» EXERCISE TASK:
Where a line holds the string "Wairoa", return that line.

-- Begin DATA SHOWN --

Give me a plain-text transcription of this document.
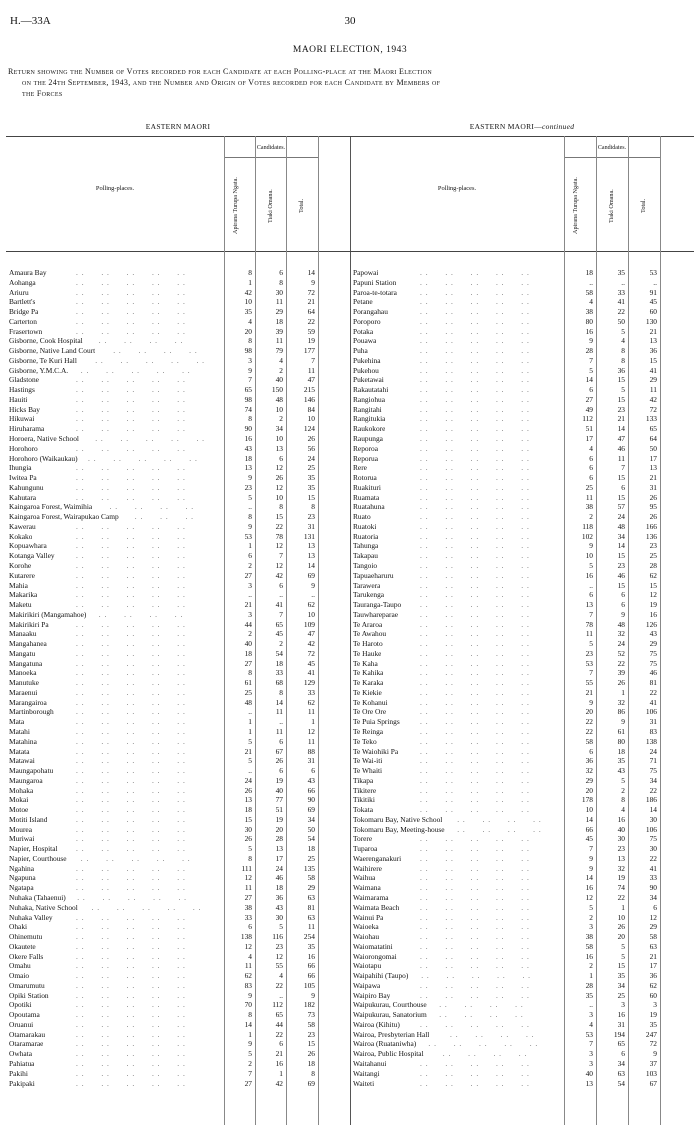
H.—33A	30
MAORI ELECTION, 1943
Return showing the Number of Votes recorded for each Candidate at each Polling-place at the Maori Election
on the 24th September, 1943, and the Number and Origin of Votes recorded for each Candidate by Members of
the Forces
EASTERN MAORI
Polling-places.
Candidates.
Apirana Turupa Ngata.	Tiaki Omana.	Total.
Amaura Bay	. .  . .  . .  . .  . .	8	6	14
Aohanga	. .  . .  . .  . .  . .	1	8	9
Ariuru	. .  . .  . .  . .  . .	42	30	72
Bartlett's	. .  . .  . .  . .  . .	10	11	21
Bridge Pa	. .  . .  . .  . .  . .	35	29	64
Carterton	. .  . .  . .  . .  . .	4	18	22
Frasertown	. .  . .  . .  . .  . .	20	39	59
Gisborne, Cook Hospital . .  . .  . .  . .	8	11	19
Gisborne, Native Land Court . .  . .  . .  . .	98	79	177
Gisborne, Te Kuri Hall . .  . .  . .  . .  . .	3	4	7
Gisborne, Y.M.C.A. . .  . .  . .  . .  . .	9	2	11
Gladstone	. .  . .  . .  . .  . .	7	40	47
Hastings	. .  . .  . .  . .  . .	65	150	215
Hauiti	. .  . .  . .  . .  . .	98	48	146
Hicks Bay	. .  . .  . .  . .  . .	74	10	84
Hikuwai	. .  . .  . .  . .  . .	8	2	10
Hiruharama	. .  . .  . .  . .  . .	90	34	124
Horoera, Native School . .  . .  . .  . .  . .	16	10	26
Horohoro	. .  . .  . .  . .  . .	43	13	56
Horohoro (Waikaukau) . .  . .  . .  . .  . .	18	6	24
Ihungia	. .  . .  . .  . .  . .	13	12	25
Iwitea Pa	. .  . .  . .  . .  . .	9	26	35
Kahungunu	. .  . .  . .  . .  . .	23	12	35
Kahutara	. .  . .  . .  . .  . .	5	10	15
Kaingaroa Forest, Waimihia . .  . .  . .  . .	..	8	8
Kaingaroa Forest, Wairapukao Camp . .  . .  . .	8	15	23
Kawerau	. .  . .  . .  . .  . .	9	22	31
Kokako	. .  . .  . .  . .  . .	53	78	131
Kopuawhara	. .  . .  . .  . .  . .	1	12	13
Kotanga Valley	. .  . .  . .  . .  . .	6	7	13
Korohe	. .  . .  . .  . .  . .	2	12	14
Kutarere	. .  . .  . .  . .  . .	27	42	69
Mahia	. .  . .  . .  . .  . .	3	6	9
Makarika	. .  . .  . .  . .  . .	..	..	..
Maketu	. .  . .  . .  . .  . .	21	41	62
Makirikiri (Mangamahoe) . .  . .  . .  . .	3	7	10
Makirikiri Pa	. .  . .  . .  . .  . .	44	65	109
Manaaku	. .  . .  . .  . .  . .	2	45	47
Mangahanea	. .  . .  . .  . .  . .	40	2	42
Mangatu	. .  . .  . .  . .  . .	18	54	72
Mangatuna	. .  . .  . .  . .  . .	27	18	45
Manoeka	. .  . .  . .  . .  . .	8	33	41
Manutuke	. .  . .  . .  . .  . .	61	68	129
Maraenui	. .  . .  . .  . .  . .	25	8	33
Marangairoa	. .  . .  . .  . .  . .	48	14	62
Martinborough	. .  . .  . .  . .  . .	..	11	11
Mata	. .  . .  . .  . .  . .	1	..	1
Matahi	. .  . .  . .  . .  . .	1	11	12
Matahina	. .  . .  . .  . .  . .	5	6	11
Matata	. .  . .  . .  . .  . .	21	67	88
Matawai	. .  . .  . .  . .  . .	5	26	31
Maungapohatu	. .  . .  . .  . .  . .	..	6	6
Maungaroa	. .  . .  . .  . .  . .	24	19	43
Mohaka	. .  . .  . .  . .  . .	26	40	66
Mokai	. .  . .  . .  . .  . .	13	77	90
Motoe	. .  . .  . .  . .  . .	18	51	69
Motiti Island	. .  . .  . .  . .  . .	15	19	34
Mourea	. .  . .  . .  . .  . .	30	20	50
Muriwai	. .  . .  . .  . .  . .	26	28	54
Napier, Hospital . .  . .  . .  . .  . .	5	13	18
Napier, Courthouse . .  . .  . .  . .  . .	8	17	25
Ngahina	. .  . .  . .  . .  . .	111	24	135
Ngapuna	. .  . .  . .  . .  . .	12	46	58
Ngatapa	. .  . .  . .  . .  . .	11	18	29
Nuhaka (Tahaenui) . .  . .  . .  . .  . .	27	36	63
Nuhaka, Native School . .  . .  . .  . .  . .	38	43	81
Nuhaka Valley	. .  . .  . .  . .  . .	33	30	63
Ohaki	. .  . .  . .  . .  . .	6	5	11
Ohinemutu	. .  . .  . .  . .  . .	138	116	254
Okautete	. .  . .  . .  . .  . .	12	23	35
Okere Falls	. .  . .  . .  . .  . .	4	12	16
Omahu	. .  . .  . .  . .  . .	11	55	66
Omaio	. .  . .  . .  . .  . .	62	4	66
Omarumutu	. .  . .  . .  . .  . .	83	22	105
Opiki Station	. .  . .  . .  . .  . .	9	..	9
Opotiki	. .  . .  . .  . .  . .	70	112	182
Opoutama	. .  . .  . .  . .  . .	8	65	73
Oruanui	. .  . .  . .  . .  . .	14	44	58
Otamarakau	. .  . .  . .  . .  . .	1	22	23
Otaramarae	. .  . .  . .  . .  . .	9	6	15
Owhata	. .  . .  . .  . .  . .	5	21	26
Pahiatua	. .  . .  . .  . .  . .	2	16	18
Pakihi	. .  . .  . .  . .  . .	7	1	8
Pakipaki	. .  . .  . .  . .  . .	27	42	69
EASTERN MAORI—continued
Polling-places.
Candidates.
Apirana Turupa Ngata.	Tiaki Omana.	Total.
Papowai	. .  . .  . .  . .  . .	18	35	53
Papuni Station	. .  . .  . .  . .  . .	..	..	..
Paroa-te-totara	. .  . .  . .  . .  . .	58	33	91
Petane	. .  . .  . .  . .  . .	4	41	45
Porangahau	. .  . .  . .  . .  . .	38	22	60
Poroporo	. .  . .  . .  . .  . .	80	50	130
Potaka	. .  . .  . .  . .  . .	16	5	21
Pouawa	. .  . .  . .  . .  . .	9	4	13
Puha	. .  . .  . .  . .  . .	28	8	36
Pukehina	. .  . .  . .  . .  . .	7	8	15
Pukehou	. .  . .  . .  . .  . .	5	36	41
Puketawai	. .  . .  . .  . .  . .	14	15	29
Rakautatahi	. .  . .  . .  . .  . .	6	5	11
Rangiohua	. .  . .  . .  . .  . .	27	15	42
Rangitahi	. .  . .  . .  . .  . .	49	23	72
Rangitukia	. .  . .  . .  . .  . .	112	21	133
Raukokore	. .  . .  . .  . .  . .	51	14	65
Raupunga	. .  . .  . .  . .  . .	17	47	64
Reporoa	. .  . .  . .  . .  . .	4	46	50
Reporua	. .  . .  . .  . .  . .	6	11	17
Rere	. .  . .  . .  . .  . .	6	7	13
Rotorua	. .  . .  . .  . .  . .	6	15	21
Ruakituri	. .  . .  . .  . .  . .	25	6	31
Ruamata	. .  . .  . .  . .  . .	11	15	26
Ruatahuna	. .  . .  . .  . .  . .	38	57	95
Ruato	. .  . .  . .  . .  . .	2	24	26
Ruatoki	. .  . .  . .  . .  . .	118	48	166
Ruatoria	. .  . .  . .  . .  . .	102	34	136
Tahunga	. .  . .  . .  . .  . .	9	14	23
Takapau	. .  . .  . .  . .  . .	10	15	25
Tangoio	. .  . .  . .  . .  . .	5	23	28
Tapuaeharuru	. .  . .  . .  . .  . .	16	46	62
Tarawera	. .  . .  . .  . .  . .	..	15	15
Tarukenga	. .  . .  . .  . .  . .	6	6	12
Tauranga-Taupo	. .  . .  . .  . .  . .	13	6	19
Tauwhareparae	. .  . .  . .  . .  . .	7	9	16
Te Araroa	. .  . .  . .  . .  . .	78	48	126
Te Awahou	. .  . .  . .  . .  . .	11	32	43
Te Haroto	. .  . .  . .  . .  . .	5	24	29
Te Hauke	. .  . .  . .  . .  . .	23	52	75
Te Kaha	. .  . .  . .  . .  . .	53	22	75
Te Kahika	. .  . .  . .  . .  . .	7	39	46
Te Karaka	. .  . .  . .  . .  . .	55	26	81
Te Kiekie	. .  . .  . .  . .  . .	21	1	22
Te Kohanui	. .  . .  . .  . .  . .	9	32	41
Te Ore Ore	. .  . .  . .  . .  . .	20	86	106
Te Puia Springs	. .  . .  . .  . .  . .	22	9	31
Te Reinga	. .  . .  . .  . .  . .	22	61	83
Te Teko	. .  . .  . .  . .  . .	58	80	138
Te Waiohiki Pa	. .  . .  . .  . .  . .	6	18	24
Te Wai-iti	. .  . .  . .  . .  . .	36	35	71
Te Whaiti	. .  . .  . .  . .  . .	32	43	75
Tikapa	. .  . .  . .  . .  . .	29	5	34
Tikitere	. .  . .  . .  . .  . .	20	2	22
Tikitiki	. .  . .  . .  . .  . .	178	8	186
Tokata	. .  . .  . .  . .  . .	10	4	14
Tokomaru Bay, Native School . .  . .  . .  . .	14	16	30
Tokomaru Bay, Meeting-house . .  . .  . .  . .	66	40	106
Torere	. .  . .  . .  . .  . .	45	30	75
Tuparoa	. .  . .  . .  . .  . .	7	23	30
Waerenganakuri	. .  . .  . .  . .  . .	9	13	22
Waihirere	. .  . .  . .  . .  . .	9	32	41
Waihua	. .  . .  . .  . .  . .	14	19	33
Waimana	. .  . .  . .  . .  . .	16	74	90
Waimarama	. .  . .  . .  . .  . .	12	22	34
Waimata Beach	. .  . .  . .  . .  . .	5	1	6
Wainui Pa	. .  . .  . .  . .  . .	2	10	12
Waioeka	. .  . .  . .  . .  . .	3	26	29
Waiohau	. .  . .  . .  . .  . .	38	20	58
Waiomatatini	. .  . .  . .  . .  . .	58	5	63
Waiorongomai	. .  . .  . .  . .  . .	16	5	21
Waiotapu	. .  . .  . .  . .  . .	2	15	17
Waipahihi (Taupo) . .  . .  . .  . .  . .	1	35	36
Waipawa	. .  . .  . .  . .  . .	28	34	62
Waipiro Bay	. .  . .  . .  . .  . .	35	25	60
Waipukurau, Courthouse . .  . .  . .  . .	..	3	3
Waipukurau, Sanatorium . .  . .  . .  . .	3	16	19
Wairoa (Kihitu)	. .  . .  . .  . .  . .	4	31	35
Wairoa, Presbyterian Hall	. .  . .  . .  . .	53	194	247
Wairoa (Ruataniwha) . .  . .  . .  . .  . .	7	65	72
Wairoa, Public Hospital	. .  . .  . .  . .	3	6	9
Waitahanui	. .  . .  . .  . .  . .	3	34	37
Waitangi	. .  . .  . .  . .  . .	40	63	103
Waiteti	. .  . .  . .  . .  . .	13	54	67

-- End DATA SHOWN --

» RESULT:
Wairoa (Kihitu)	. .  . .  . .  . .  . .	4	31	35
Wairoa, Presbyterian Hall	. .  . .  . .  . .	53	194	247
Wairoa (Ruataniwha) . .  . .  . .  . .  . .	7	65	72
Wairoa, Public Hospital	. .  . .  . .  . .	3	6	9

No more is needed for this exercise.